**GIVEN EXERCISE**: Please give the count of lines holding the string "axis" and nothing besides.
— START OF PROVIDED RECORDS —
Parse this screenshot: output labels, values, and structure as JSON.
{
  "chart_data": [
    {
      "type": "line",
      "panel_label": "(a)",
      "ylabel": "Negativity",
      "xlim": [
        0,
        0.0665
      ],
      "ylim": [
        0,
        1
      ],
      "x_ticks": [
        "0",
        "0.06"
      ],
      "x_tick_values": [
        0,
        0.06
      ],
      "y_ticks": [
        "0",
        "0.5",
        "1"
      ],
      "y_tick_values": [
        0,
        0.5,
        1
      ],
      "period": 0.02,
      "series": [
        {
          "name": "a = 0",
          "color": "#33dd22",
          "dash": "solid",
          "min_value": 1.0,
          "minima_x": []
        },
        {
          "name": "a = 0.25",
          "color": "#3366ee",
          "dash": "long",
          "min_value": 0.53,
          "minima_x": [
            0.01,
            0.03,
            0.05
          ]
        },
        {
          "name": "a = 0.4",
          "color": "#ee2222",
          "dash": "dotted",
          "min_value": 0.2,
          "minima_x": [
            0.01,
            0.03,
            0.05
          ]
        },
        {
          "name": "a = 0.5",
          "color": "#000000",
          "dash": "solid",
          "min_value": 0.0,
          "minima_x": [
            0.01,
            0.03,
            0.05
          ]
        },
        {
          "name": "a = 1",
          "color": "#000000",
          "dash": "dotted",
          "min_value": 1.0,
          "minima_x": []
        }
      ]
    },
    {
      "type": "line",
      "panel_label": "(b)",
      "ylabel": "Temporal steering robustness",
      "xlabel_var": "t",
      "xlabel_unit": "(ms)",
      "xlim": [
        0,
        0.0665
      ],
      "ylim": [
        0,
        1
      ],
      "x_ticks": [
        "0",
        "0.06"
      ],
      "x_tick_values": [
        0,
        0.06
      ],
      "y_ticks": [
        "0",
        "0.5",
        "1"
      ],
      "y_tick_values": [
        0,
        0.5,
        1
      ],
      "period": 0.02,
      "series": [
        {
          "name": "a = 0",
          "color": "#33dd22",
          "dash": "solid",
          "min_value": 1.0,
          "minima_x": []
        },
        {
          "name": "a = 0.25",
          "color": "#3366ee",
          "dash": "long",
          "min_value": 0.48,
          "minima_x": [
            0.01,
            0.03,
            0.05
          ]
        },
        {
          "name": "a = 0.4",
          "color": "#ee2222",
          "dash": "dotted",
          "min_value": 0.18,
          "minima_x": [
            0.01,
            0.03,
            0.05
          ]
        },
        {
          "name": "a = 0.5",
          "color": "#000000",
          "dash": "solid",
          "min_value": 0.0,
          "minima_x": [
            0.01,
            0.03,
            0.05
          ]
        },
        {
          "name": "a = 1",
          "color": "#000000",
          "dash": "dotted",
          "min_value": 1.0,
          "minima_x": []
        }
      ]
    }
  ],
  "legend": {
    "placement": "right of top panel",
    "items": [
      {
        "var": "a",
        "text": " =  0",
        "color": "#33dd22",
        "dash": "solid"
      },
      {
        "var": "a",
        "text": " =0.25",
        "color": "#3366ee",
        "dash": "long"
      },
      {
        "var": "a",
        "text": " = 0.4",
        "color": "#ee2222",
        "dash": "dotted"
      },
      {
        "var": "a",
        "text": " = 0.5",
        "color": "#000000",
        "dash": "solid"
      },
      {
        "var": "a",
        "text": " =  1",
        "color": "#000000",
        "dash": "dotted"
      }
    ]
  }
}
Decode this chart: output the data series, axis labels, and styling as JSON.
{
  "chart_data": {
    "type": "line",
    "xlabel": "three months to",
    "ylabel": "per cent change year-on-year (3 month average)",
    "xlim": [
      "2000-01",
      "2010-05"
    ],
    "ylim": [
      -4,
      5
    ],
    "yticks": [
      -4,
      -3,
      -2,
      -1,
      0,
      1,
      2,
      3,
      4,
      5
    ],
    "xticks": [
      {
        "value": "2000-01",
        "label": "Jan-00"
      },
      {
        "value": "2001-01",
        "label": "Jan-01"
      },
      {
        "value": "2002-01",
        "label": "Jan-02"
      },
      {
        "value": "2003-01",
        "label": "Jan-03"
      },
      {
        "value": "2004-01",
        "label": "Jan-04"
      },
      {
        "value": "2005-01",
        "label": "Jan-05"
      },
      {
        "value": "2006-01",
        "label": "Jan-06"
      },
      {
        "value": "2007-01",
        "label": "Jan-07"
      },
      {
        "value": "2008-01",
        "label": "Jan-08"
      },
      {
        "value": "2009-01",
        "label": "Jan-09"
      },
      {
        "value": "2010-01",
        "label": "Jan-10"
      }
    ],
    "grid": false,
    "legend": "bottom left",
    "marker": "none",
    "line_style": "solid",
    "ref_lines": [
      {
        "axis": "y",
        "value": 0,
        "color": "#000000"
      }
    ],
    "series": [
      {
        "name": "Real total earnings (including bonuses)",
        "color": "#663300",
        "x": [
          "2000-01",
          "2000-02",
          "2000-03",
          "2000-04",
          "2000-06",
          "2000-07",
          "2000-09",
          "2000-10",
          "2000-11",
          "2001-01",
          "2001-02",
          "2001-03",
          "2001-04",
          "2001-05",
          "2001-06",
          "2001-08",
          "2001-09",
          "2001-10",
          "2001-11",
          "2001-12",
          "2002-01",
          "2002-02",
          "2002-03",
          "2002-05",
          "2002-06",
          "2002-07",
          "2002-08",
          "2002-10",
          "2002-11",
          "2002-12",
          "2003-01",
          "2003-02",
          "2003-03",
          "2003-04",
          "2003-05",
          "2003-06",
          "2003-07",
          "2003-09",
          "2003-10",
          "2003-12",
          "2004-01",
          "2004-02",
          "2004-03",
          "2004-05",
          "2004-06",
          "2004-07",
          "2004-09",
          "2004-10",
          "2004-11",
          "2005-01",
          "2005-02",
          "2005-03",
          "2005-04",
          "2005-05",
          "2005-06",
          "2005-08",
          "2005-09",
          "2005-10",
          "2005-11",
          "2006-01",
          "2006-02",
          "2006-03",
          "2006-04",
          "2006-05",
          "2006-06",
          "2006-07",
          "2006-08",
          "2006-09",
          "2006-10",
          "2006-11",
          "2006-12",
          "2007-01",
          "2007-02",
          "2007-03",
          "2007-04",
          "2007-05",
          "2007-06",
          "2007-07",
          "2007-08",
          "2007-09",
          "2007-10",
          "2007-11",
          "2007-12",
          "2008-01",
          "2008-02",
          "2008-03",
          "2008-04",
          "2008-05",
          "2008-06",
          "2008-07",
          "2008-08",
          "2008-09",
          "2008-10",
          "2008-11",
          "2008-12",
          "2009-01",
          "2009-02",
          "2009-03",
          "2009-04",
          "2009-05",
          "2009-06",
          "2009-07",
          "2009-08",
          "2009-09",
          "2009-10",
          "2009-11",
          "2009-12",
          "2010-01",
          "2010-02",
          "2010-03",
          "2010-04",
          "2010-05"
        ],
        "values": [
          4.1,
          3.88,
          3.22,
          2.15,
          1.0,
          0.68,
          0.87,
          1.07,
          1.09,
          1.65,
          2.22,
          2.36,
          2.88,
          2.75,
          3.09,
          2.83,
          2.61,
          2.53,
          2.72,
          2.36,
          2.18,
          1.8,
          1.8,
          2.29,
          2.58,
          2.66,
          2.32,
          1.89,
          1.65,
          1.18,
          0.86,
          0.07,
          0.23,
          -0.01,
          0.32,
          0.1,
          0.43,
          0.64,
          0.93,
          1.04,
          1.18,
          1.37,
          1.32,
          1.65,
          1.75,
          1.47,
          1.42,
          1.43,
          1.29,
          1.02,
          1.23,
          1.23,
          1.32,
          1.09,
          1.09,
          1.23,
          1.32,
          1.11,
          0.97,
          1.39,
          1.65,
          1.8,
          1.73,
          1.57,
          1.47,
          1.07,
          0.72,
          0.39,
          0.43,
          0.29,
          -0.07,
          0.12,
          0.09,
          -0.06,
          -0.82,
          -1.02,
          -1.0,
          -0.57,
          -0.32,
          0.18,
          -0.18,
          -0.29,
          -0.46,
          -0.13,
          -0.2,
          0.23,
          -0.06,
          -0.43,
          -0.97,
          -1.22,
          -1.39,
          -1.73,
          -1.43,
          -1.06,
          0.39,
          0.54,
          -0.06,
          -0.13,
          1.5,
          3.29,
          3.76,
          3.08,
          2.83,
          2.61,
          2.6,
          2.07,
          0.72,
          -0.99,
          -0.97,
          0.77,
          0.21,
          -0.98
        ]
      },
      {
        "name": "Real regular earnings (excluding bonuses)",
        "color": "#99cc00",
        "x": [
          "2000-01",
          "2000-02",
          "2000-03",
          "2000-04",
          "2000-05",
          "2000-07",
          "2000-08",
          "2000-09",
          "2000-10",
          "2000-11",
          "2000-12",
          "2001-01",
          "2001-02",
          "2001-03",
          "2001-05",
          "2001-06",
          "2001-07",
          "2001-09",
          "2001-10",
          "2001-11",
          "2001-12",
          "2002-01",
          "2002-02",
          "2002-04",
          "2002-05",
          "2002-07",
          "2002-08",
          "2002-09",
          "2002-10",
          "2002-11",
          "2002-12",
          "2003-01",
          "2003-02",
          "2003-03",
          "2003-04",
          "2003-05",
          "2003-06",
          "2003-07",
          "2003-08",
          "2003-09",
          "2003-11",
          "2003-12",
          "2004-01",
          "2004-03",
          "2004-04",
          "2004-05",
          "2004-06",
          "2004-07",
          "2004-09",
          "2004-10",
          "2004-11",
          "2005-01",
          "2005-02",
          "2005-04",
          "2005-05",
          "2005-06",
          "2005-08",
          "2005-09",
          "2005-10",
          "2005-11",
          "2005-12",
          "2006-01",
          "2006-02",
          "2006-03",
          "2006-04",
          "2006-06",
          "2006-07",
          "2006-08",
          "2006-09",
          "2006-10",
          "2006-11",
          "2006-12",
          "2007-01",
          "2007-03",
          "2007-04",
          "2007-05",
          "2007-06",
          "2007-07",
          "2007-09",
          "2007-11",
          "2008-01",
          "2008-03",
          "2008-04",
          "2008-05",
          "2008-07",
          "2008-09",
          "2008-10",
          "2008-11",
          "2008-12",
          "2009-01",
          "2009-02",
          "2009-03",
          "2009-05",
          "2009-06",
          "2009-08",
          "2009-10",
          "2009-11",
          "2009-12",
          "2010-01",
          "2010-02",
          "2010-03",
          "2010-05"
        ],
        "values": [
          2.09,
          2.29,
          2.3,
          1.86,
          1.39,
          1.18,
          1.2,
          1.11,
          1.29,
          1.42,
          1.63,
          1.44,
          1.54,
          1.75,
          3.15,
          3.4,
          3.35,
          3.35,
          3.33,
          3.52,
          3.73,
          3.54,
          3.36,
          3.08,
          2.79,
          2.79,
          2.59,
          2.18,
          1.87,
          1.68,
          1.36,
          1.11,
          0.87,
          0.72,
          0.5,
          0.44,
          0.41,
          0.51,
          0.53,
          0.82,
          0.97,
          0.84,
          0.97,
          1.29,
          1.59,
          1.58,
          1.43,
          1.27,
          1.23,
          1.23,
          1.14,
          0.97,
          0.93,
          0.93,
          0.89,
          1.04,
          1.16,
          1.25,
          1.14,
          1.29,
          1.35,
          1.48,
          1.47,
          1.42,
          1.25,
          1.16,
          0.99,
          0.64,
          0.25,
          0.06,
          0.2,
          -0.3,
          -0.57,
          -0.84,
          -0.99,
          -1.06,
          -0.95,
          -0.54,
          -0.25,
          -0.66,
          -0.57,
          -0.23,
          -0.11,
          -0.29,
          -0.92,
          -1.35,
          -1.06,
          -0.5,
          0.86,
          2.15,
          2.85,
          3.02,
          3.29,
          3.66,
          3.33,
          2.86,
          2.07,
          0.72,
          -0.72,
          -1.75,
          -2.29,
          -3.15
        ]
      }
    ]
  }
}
— END OF PROVIDED RECORDS —
**COMPLETE ANSWER**: 2